SUPPLIED RECORDS:
=======

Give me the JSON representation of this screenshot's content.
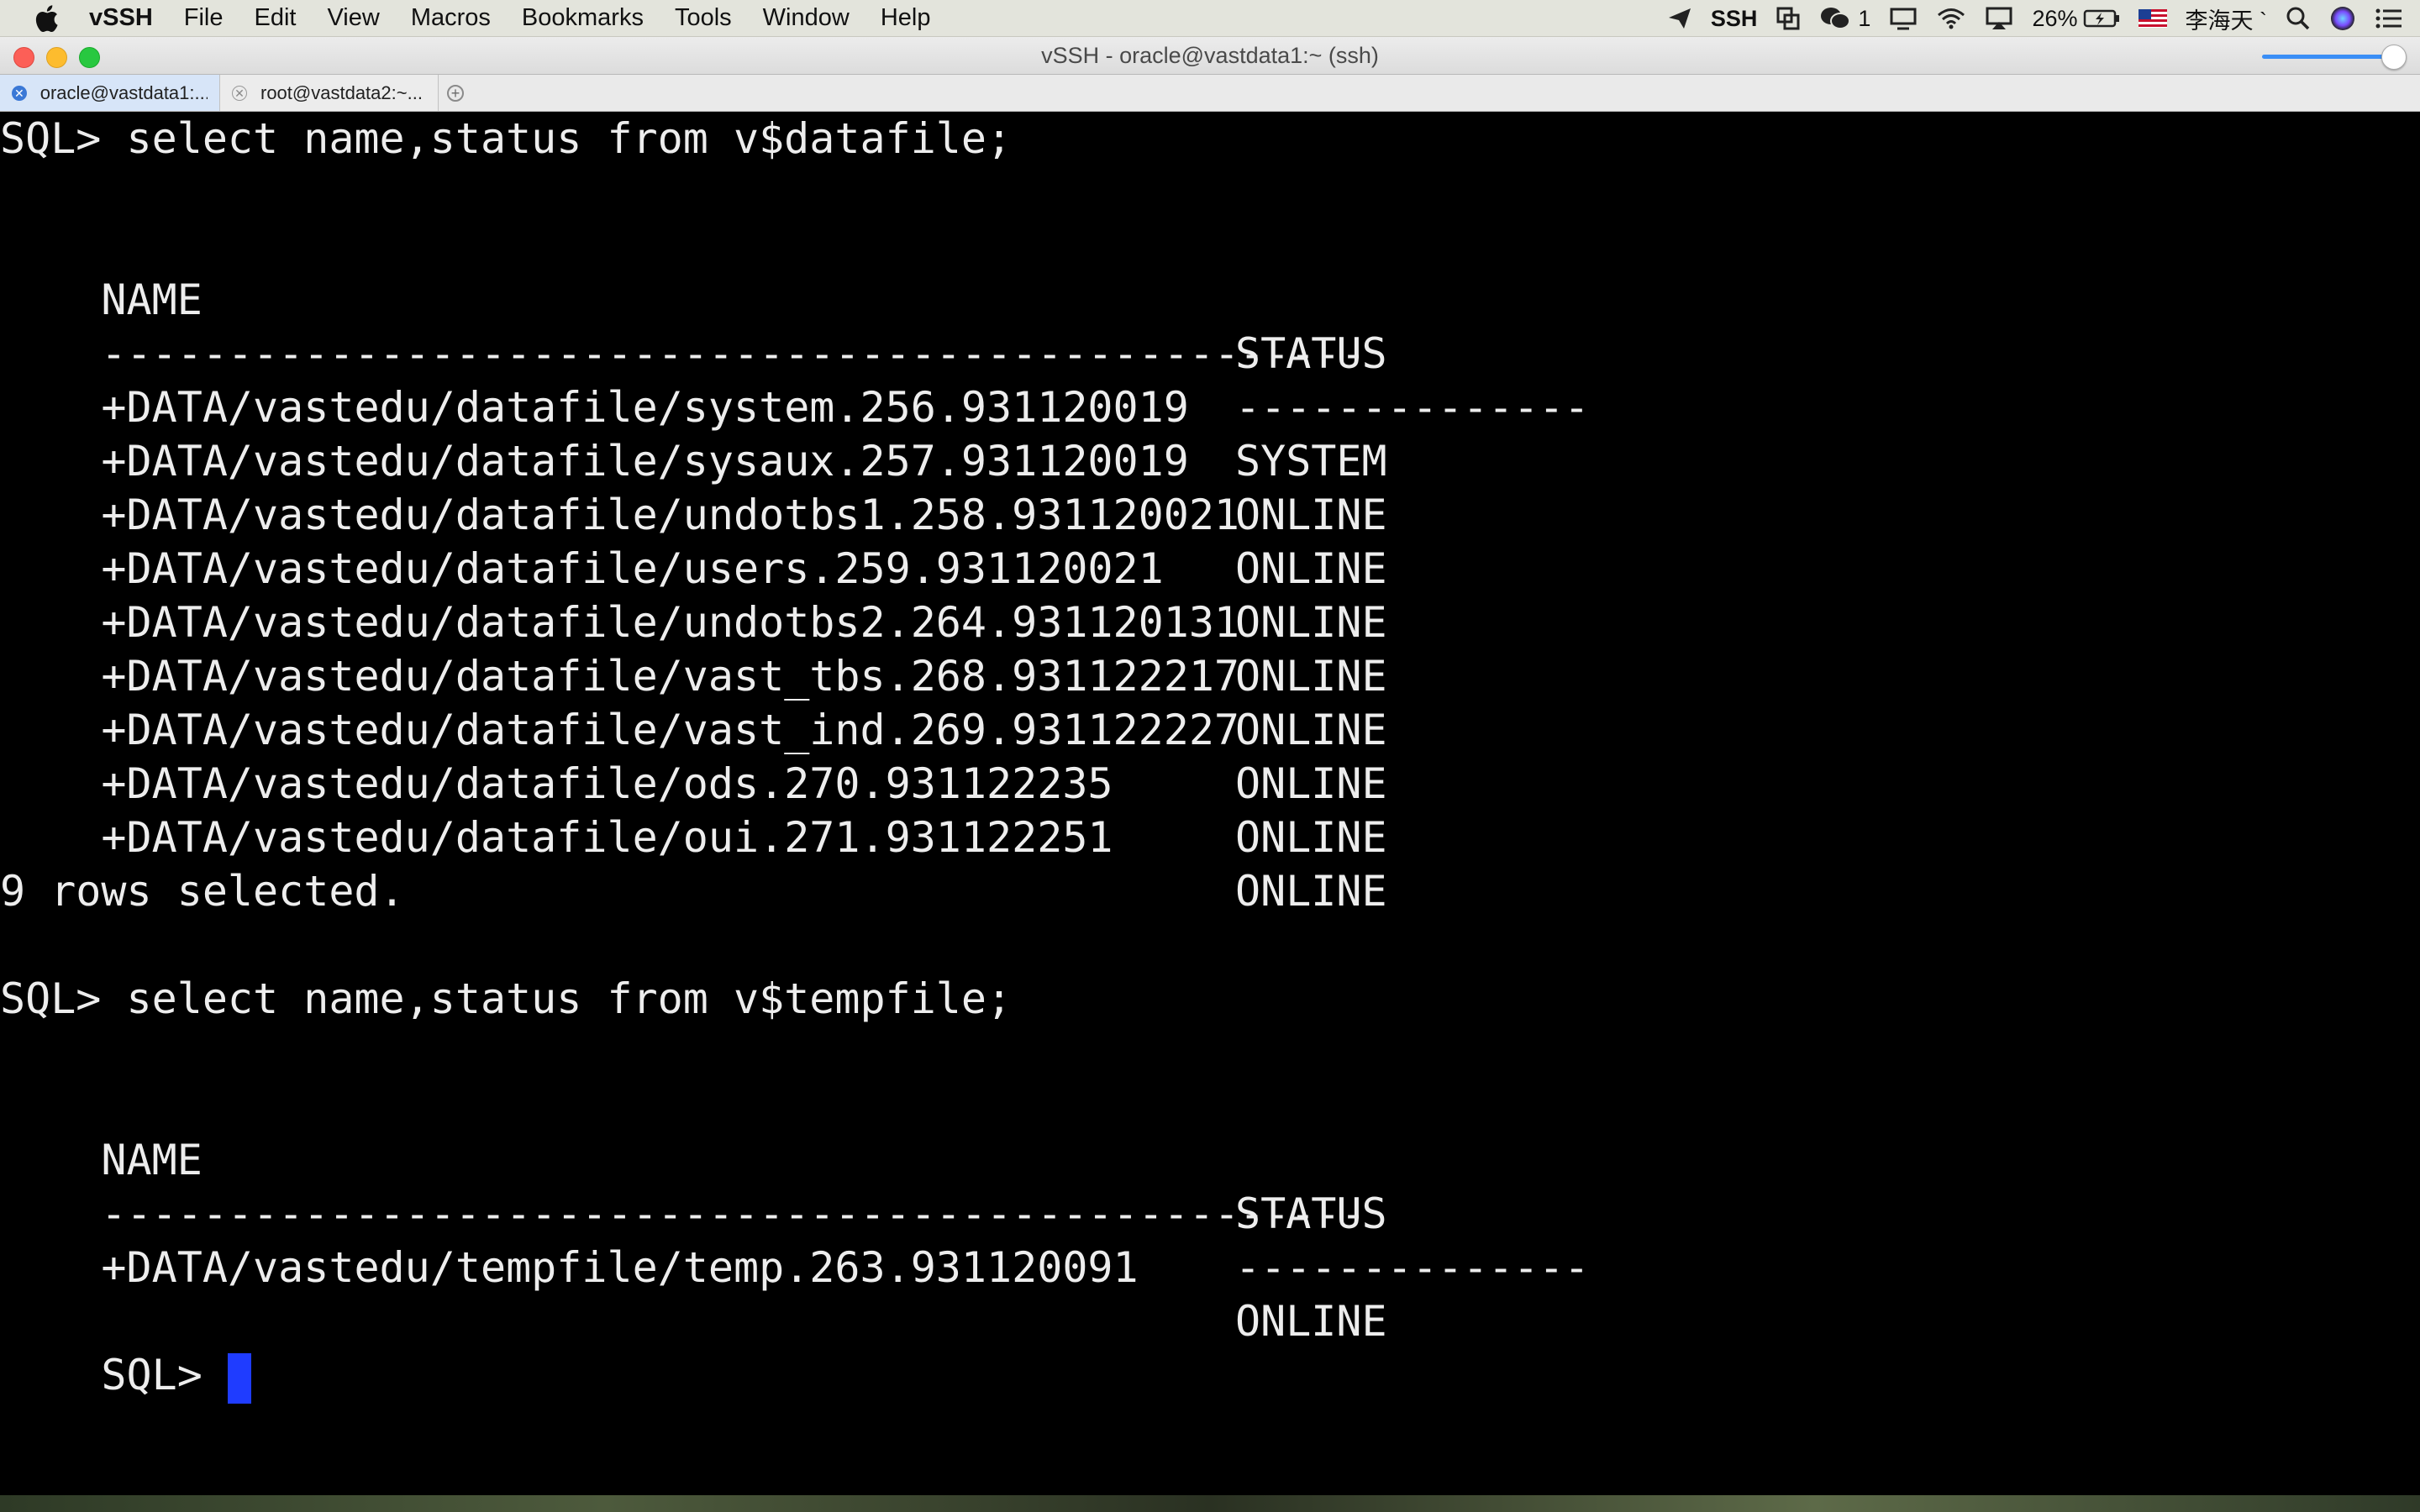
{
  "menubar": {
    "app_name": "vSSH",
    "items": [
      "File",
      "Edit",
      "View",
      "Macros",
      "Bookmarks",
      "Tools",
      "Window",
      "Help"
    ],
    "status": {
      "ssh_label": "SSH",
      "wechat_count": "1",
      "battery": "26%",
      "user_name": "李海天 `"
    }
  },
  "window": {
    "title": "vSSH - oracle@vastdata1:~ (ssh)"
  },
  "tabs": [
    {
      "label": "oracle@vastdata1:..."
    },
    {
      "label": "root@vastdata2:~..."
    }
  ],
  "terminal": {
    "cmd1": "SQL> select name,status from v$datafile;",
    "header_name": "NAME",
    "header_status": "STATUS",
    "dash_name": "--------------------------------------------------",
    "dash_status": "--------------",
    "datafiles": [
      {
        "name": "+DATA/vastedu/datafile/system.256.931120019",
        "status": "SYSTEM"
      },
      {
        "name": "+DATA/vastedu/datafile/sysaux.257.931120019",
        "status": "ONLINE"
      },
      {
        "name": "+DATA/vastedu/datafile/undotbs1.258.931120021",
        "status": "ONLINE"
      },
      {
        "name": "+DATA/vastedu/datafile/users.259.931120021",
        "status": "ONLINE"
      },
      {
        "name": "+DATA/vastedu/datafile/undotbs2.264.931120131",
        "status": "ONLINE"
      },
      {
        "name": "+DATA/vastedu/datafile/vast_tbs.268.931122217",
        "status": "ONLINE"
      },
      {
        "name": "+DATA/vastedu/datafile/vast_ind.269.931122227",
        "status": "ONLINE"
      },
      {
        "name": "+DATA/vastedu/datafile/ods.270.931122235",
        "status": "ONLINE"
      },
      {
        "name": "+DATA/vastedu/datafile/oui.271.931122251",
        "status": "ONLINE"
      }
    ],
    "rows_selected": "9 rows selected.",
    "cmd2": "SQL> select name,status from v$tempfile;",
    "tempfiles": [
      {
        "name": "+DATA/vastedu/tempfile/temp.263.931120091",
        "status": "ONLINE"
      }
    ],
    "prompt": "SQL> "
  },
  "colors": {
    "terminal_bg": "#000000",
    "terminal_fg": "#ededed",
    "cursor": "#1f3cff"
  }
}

=======

PROBLEM TO WORK ON: Every line above should be repeated exactly; pictures stay out of the copy.

OUTPUT BELOW:
Give me the JSON representation of this screenshot's content.
{
  "menubar": {
    "app_name": "vSSH",
    "items": [
      "File",
      "Edit",
      "View",
      "Macros",
      "Bookmarks",
      "Tools",
      "Window",
      "Help"
    ],
    "status": {
      "ssh_label": "SSH",
      "wechat_count": "1",
      "battery": "26%",
      "user_name": "李海天 `"
    }
  },
  "window": {
    "title": "vSSH - oracle@vastdata1:~ (ssh)"
  },
  "tabs": [
    {
      "label": "oracle@vastdata1:..."
    },
    {
      "label": "root@vastdata2:~..."
    }
  ],
  "terminal": {
    "cmd1": "SQL> select name,status from v$datafile;",
    "header_name": "NAME",
    "header_status": "STATUS",
    "dash_name": "--------------------------------------------------",
    "dash_status": "--------------",
    "datafiles": [
      {
        "name": "+DATA/vastedu/datafile/system.256.931120019",
        "status": "SYSTEM"
      },
      {
        "name": "+DATA/vastedu/datafile/sysaux.257.931120019",
        "status": "ONLINE"
      },
      {
        "name": "+DATA/vastedu/datafile/undotbs1.258.931120021",
        "status": "ONLINE"
      },
      {
        "name": "+DATA/vastedu/datafile/users.259.931120021",
        "status": "ONLINE"
      },
      {
        "name": "+DATA/vastedu/datafile/undotbs2.264.931120131",
        "status": "ONLINE"
      },
      {
        "name": "+DATA/vastedu/datafile/vast_tbs.268.931122217",
        "status": "ONLINE"
      },
      {
        "name": "+DATA/vastedu/datafile/vast_ind.269.931122227",
        "status": "ONLINE"
      },
      {
        "name": "+DATA/vastedu/datafile/ods.270.931122235",
        "status": "ONLINE"
      },
      {
        "name": "+DATA/vastedu/datafile/oui.271.931122251",
        "status": "ONLINE"
      }
    ],
    "rows_selected": "9 rows selected.",
    "cmd2": "SQL> select name,status from v$tempfile;",
    "tempfiles": [
      {
        "name": "+DATA/vastedu/tempfile/temp.263.931120091",
        "status": "ONLINE"
      }
    ],
    "prompt": "SQL> "
  },
  "colors": {
    "terminal_bg": "#000000",
    "terminal_fg": "#ededed",
    "cursor": "#1f3cff"
  }
}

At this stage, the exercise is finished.